* **SHORT TASK**:
Extract every record, exactly as written, and ignore the pictures.

+++++

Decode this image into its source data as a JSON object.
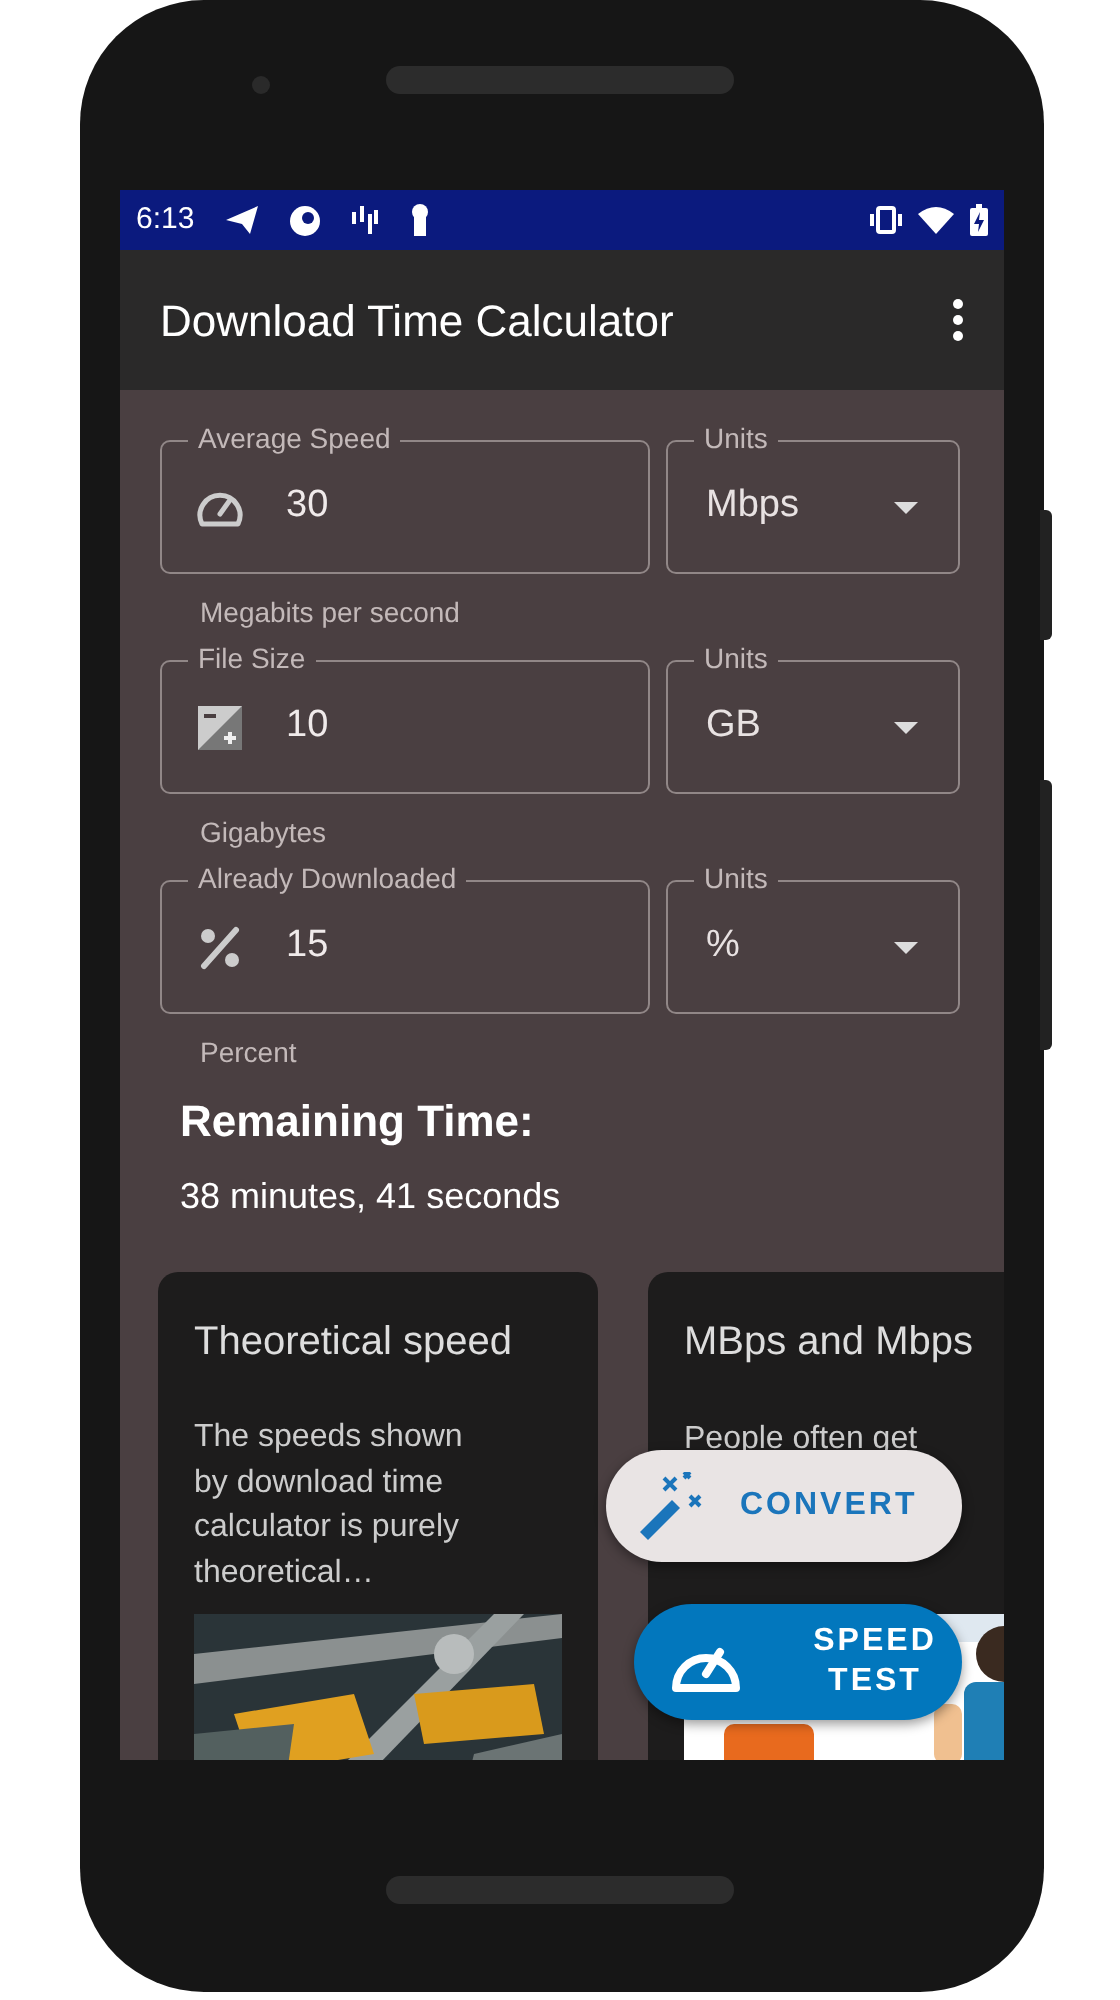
{
  "status_bar": {
    "time": "6:13"
  },
  "app_bar": {
    "title": "Download Time Calculator"
  },
  "inputs": [
    {
      "label": "Average Speed",
      "value": "30",
      "units_label": "Units",
      "units": "Mbps",
      "helper": "Megabits per second"
    },
    {
      "label": "File Size",
      "value": "10",
      "units_label": "Units",
      "units": "GB",
      "helper": "Gigabytes"
    },
    {
      "label": "Already Downloaded",
      "value": "15",
      "units_label": "Units",
      "units": "%",
      "helper": "Percent"
    }
  ],
  "result": {
    "title": "Remaining Time:",
    "value": "38 minutes, 41 seconds"
  },
  "cards": [
    {
      "title": "Theoretical speed",
      "text": "The speeds shown by download time calculator is purely theoretical…"
    },
    {
      "title": "MBps and Mbps",
      "text": "People often get"
    }
  ],
  "fabs": [
    {
      "kind": "light",
      "label": "CONVERT"
    },
    {
      "kind": "primary",
      "label": "SPEED TEST"
    }
  ]
}
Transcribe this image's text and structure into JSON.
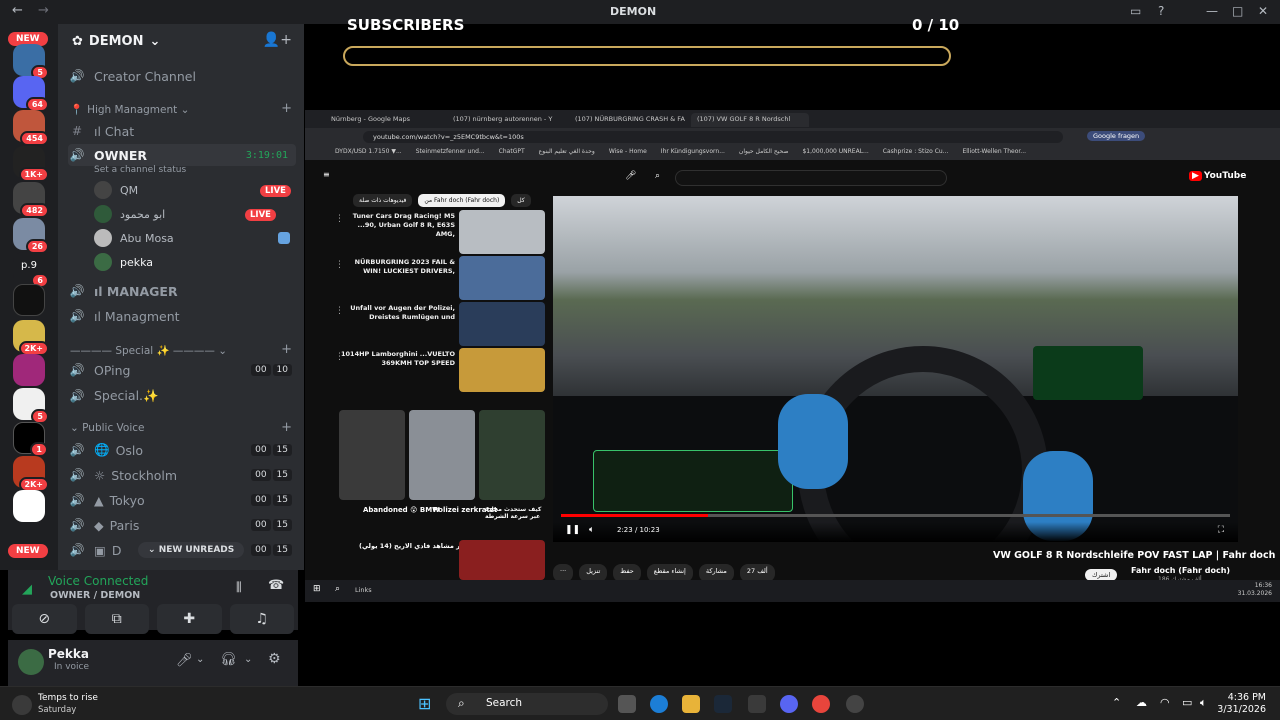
{
  "window": {
    "title": "DEMON"
  },
  "rail": {
    "new_top": "NEW",
    "new_bottom": "NEW",
    "badges": [
      "5",
      "64",
      "454",
      "1K+",
      "482",
      "26",
      "6",
      "",
      "2K+",
      "",
      "5",
      "1",
      "2K+",
      ""
    ]
  },
  "server": {
    "name": "DEMON"
  },
  "channels": {
    "creator": "Creator Channel",
    "cat_high": "High Managment",
    "chat": "ıl Chat",
    "owner": "OWNER",
    "owner_timer": "3:19:01",
    "owner_status": "Set a channel status",
    "users": [
      {
        "name": "QM",
        "live": "LIVE"
      },
      {
        "name": "ابو محمود",
        "live": "LIVE"
      },
      {
        "name": "Abu Mosa",
        "live": ""
      },
      {
        "name": "pekka",
        "live": ""
      }
    ],
    "manager": "ıl MANAGER",
    "managment": "ıl Managment",
    "cat_special": "———— Special ✨ ————",
    "oping": "OPing",
    "oping_count": [
      "00",
      "10"
    ],
    "special": "Special.✨",
    "cat_public": "Public Voice",
    "publics": [
      {
        "name": "Oslo",
        "count": [
          "00",
          "15"
        ]
      },
      {
        "name": "Stockholm",
        "count": [
          "00",
          "15"
        ]
      },
      {
        "name": "Tokyo",
        "count": [
          "00",
          "15"
        ]
      },
      {
        "name": "Paris",
        "count": [
          "00",
          "15"
        ]
      },
      {
        "name": "D",
        "count": [
          "00",
          "15"
        ]
      }
    ],
    "new_unreads": "NEW UNREADS"
  },
  "voice": {
    "title": "Voice Connected",
    "sub": "OWNER / DEMON"
  },
  "user": {
    "name": "Pekka",
    "status": "In voice"
  },
  "overlay": {
    "label": "SUBSCRIBERS",
    "count": "0 / 10",
    "progress": 0
  },
  "browser": {
    "tabs": [
      "Nürnberg - Google Maps",
      "(107) nürnberg autorennen - Y",
      "(107) NÜRBURGRING CRASH & FA",
      "(107) VW GOLF 8 R Nordschl"
    ],
    "url": "youtube.com/watch?v=_z5EMC9tbcw&t=100s",
    "bookmarks": [
      "DYDX/USD 1.7150 ▼...",
      "Steinmetzfenner und...",
      "ChatGPT",
      "وحدة الغي تعليم البنوع",
      "Wise - Home",
      "Ihr Kündigungsvorn...",
      "صحيح الكامل حيوان",
      "لحة تعلم الحساب البنين",
      "$1,000,000 UNREAL...",
      "Cashprize : Stizo Cu...",
      "الاحبس الكامل (1)",
      "Elliott-Wellen Theor...",
      "Alle Lesezeichen"
    ],
    "google_btn": "Google fragen"
  },
  "youtube": {
    "logo": "YouTube",
    "chips": [
      "كل",
      "من Fahr doch (Fahr doch)",
      "فيديوهات ذات صلة"
    ],
    "videos": [
      {
        "title": "Tuner Cars Drag Racing! M5 ...90, Urban Golf 8 R, E63S AMG,",
        "dur": "19:35"
      },
      {
        "title": "NÜRBURGRING 2023 FAIL & WIN! LUCKIEST DRIVERS,",
        "dur": "23:00"
      },
      {
        "title": "Unfall vor Augen der Polizei, Dreistes Rumlügen und",
        "dur": "12:12"
      },
      {
        "title": "1014HP Lamborghini ...VUELTO 369KMH TOP SPEED",
        "dur": "19:43"
      }
    ],
    "shorts": [
      "Abandoned 😲 BMW",
      "Polizei zerkratzt",
      "كيف ستحدث مجادة عبر سرعة الشرطة"
    ],
    "last_video": "آخر مشاهد فادي الاريح (14 يولي)",
    "player_time": "2:23 / 10:23",
    "video_title": "VW GOLF 8 R Nordschleife POV FAST LAP | Fahr doch",
    "channel": "Fahr doch (Fahr doch)",
    "channel_subs": "‎186 ألف مشترك",
    "subscribe": "اشترك",
    "actions": [
      "27 ألف",
      "مشاركة",
      "إنشاء مقطع",
      "حفظ",
      "تنزيل"
    ]
  },
  "stream_taskbar": {
    "links": "Links",
    "time": "16:36",
    "date": "31.03.2026"
  },
  "taskbar": {
    "weather_title": "Temps to rise",
    "weather_sub": "Saturday",
    "search": "Search",
    "time": "4:36 PM",
    "date": "3/31/2026"
  },
  "colors": {
    "accent_green": "#23a55a",
    "live_red": "#f23f43",
    "bar_gold": "#c9a85c"
  }
}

+++++

* **SOLUTION**:
Decode this image into its source data as a JSON object.
{
  "status_bar": {
    "time": "6:13"
  },
  "app_bar": {
    "title": "Download Time Calculator"
  },
  "inputs": [
    {
      "label": "Average Speed",
      "value": "30",
      "units_label": "Units",
      "units": "Mbps",
      "helper": "Megabits per second"
    },
    {
      "label": "File Size",
      "value": "10",
      "units_label": "Units",
      "units": "GB",
      "helper": "Gigabytes"
    },
    {
      "label": "Already Downloaded",
      "value": "15",
      "units_label": "Units",
      "units": "%",
      "helper": "Percent"
    }
  ],
  "result": {
    "title": "Remaining Time:",
    "value": "38 minutes, 41 seconds"
  },
  "cards": [
    {
      "title": "Theoretical speed",
      "text": "The speeds shown by download time calculator is purely theoretical…"
    },
    {
      "title": "MBps and Mbps",
      "text": "People often get"
    }
  ],
  "fabs": [
    {
      "kind": "light",
      "label": "CONVERT"
    },
    {
      "kind": "primary",
      "label": "SPEED TEST"
    }
  ]
}
Transcribe this image's text and structure into JSON.
{
  "window": {
    "title": "DEMON"
  },
  "rail": {
    "new_top": "NEW",
    "new_bottom": "NEW",
    "badges": [
      "5",
      "64",
      "454",
      "1K+",
      "482",
      "26",
      "6",
      "",
      "2K+",
      "",
      "5",
      "1",
      "2K+",
      ""
    ]
  },
  "server": {
    "name": "DEMON"
  },
  "channels": {
    "creator": "Creator Channel",
    "cat_high": "High Managment",
    "chat": "ıl Chat",
    "owner": "OWNER",
    "owner_timer": "3:19:01",
    "owner_status": "Set a channel status",
    "users": [
      {
        "name": "QM",
        "live": "LIVE"
      },
      {
        "name": "ابو محمود",
        "live": "LIVE"
      },
      {
        "name": "Abu Mosa",
        "live": ""
      },
      {
        "name": "pekka",
        "live": ""
      }
    ],
    "manager": "ıl MANAGER",
    "managment": "ıl Managment",
    "cat_special": "———— Special ✨ ————",
    "oping": "OPing",
    "oping_count": [
      "00",
      "10"
    ],
    "special": "Special.✨",
    "cat_public": "Public Voice",
    "publics": [
      {
        "name": "Oslo",
        "count": [
          "00",
          "15"
        ]
      },
      {
        "name": "Stockholm",
        "count": [
          "00",
          "15"
        ]
      },
      {
        "name": "Tokyo",
        "count": [
          "00",
          "15"
        ]
      },
      {
        "name": "Paris",
        "count": [
          "00",
          "15"
        ]
      },
      {
        "name": "D",
        "count": [
          "00",
          "15"
        ]
      }
    ],
    "new_unreads": "NEW UNREADS"
  },
  "voice": {
    "title": "Voice Connected",
    "sub": "OWNER / DEMON"
  },
  "user": {
    "name": "Pekka",
    "status": "In voice"
  },
  "overlay": {
    "label": "SUBSCRIBERS",
    "count": "0 / 10",
    "progress": 0
  },
  "browser": {
    "tabs": [
      "Nürnberg - Google Maps",
      "(107) nürnberg autorennen - Y",
      "(107) NÜRBURGRING CRASH & FA",
      "(107) VW GOLF 8 R Nordschl"
    ],
    "url": "youtube.com/watch?v=_z5EMC9tbcw&t=100s",
    "bookmarks": [
      "DYDX/USD 1.7150 ▼...",
      "Steinmetzfenner und...",
      "ChatGPT",
      "وحدة الغي تعليم البنوع",
      "Wise - Home",
      "Ihr Kündigungsvorn...",
      "صحيح الكامل حيوان",
      "لحة تعلم الحساب البنين",
      "$1,000,000 UNREAL...",
      "Cashprize : Stizo Cu...",
      "الاحبس الكامل (1)",
      "Elliott-Wellen Theor...",
      "Alle Lesezeichen"
    ],
    "google_btn": "Google fragen"
  },
  "youtube": {
    "logo": "YouTube",
    "chips": [
      "كل",
      "من Fahr doch (Fahr doch)",
      "فيديوهات ذات صلة"
    ],
    "videos": [
      {
        "title": "Tuner Cars Drag Racing! M5 ...90, Urban Golf 8 R, E63S AMG,",
        "dur": "19:35"
      },
      {
        "title": "NÜRBURGRING 2023 FAIL & WIN! LUCKIEST DRIVERS,",
        "dur": "23:00"
      },
      {
        "title": "Unfall vor Augen der Polizei, Dreistes Rumlügen und",
        "dur": "12:12"
      },
      {
        "title": "1014HP Lamborghini ...VUELTO 369KMH TOP SPEED",
        "dur": "19:43"
      }
    ],
    "shorts": [
      "Abandoned 😲 BMW",
      "Polizei zerkratzt",
      "كيف ستحدث مجادة عبر سرعة الشرطة"
    ],
    "last_video": "آخر مشاهد فادي الاريح (14 يولي)",
    "player_time": "2:23 / 10:23",
    "video_title": "VW GOLF 8 R Nordschleife POV FAST LAP | Fahr doch",
    "channel": "Fahr doch (Fahr doch)",
    "channel_subs": "‎186 ألف مشترك",
    "subscribe": "اشترك",
    "actions": [
      "27 ألف",
      "مشاركة",
      "إنشاء مقطع",
      "حفظ",
      "تنزيل"
    ]
  },
  "stream_taskbar": {
    "links": "Links",
    "time": "16:36",
    "date": "31.03.2026"
  },
  "taskbar": {
    "weather_title": "Temps to rise",
    "weather_sub": "Saturday",
    "search": "Search",
    "time": "4:36 PM",
    "date": "3/31/2026"
  },
  "colors": {
    "accent_green": "#23a55a",
    "live_red": "#f23f43",
    "bar_gold": "#c9a85c"
  }
}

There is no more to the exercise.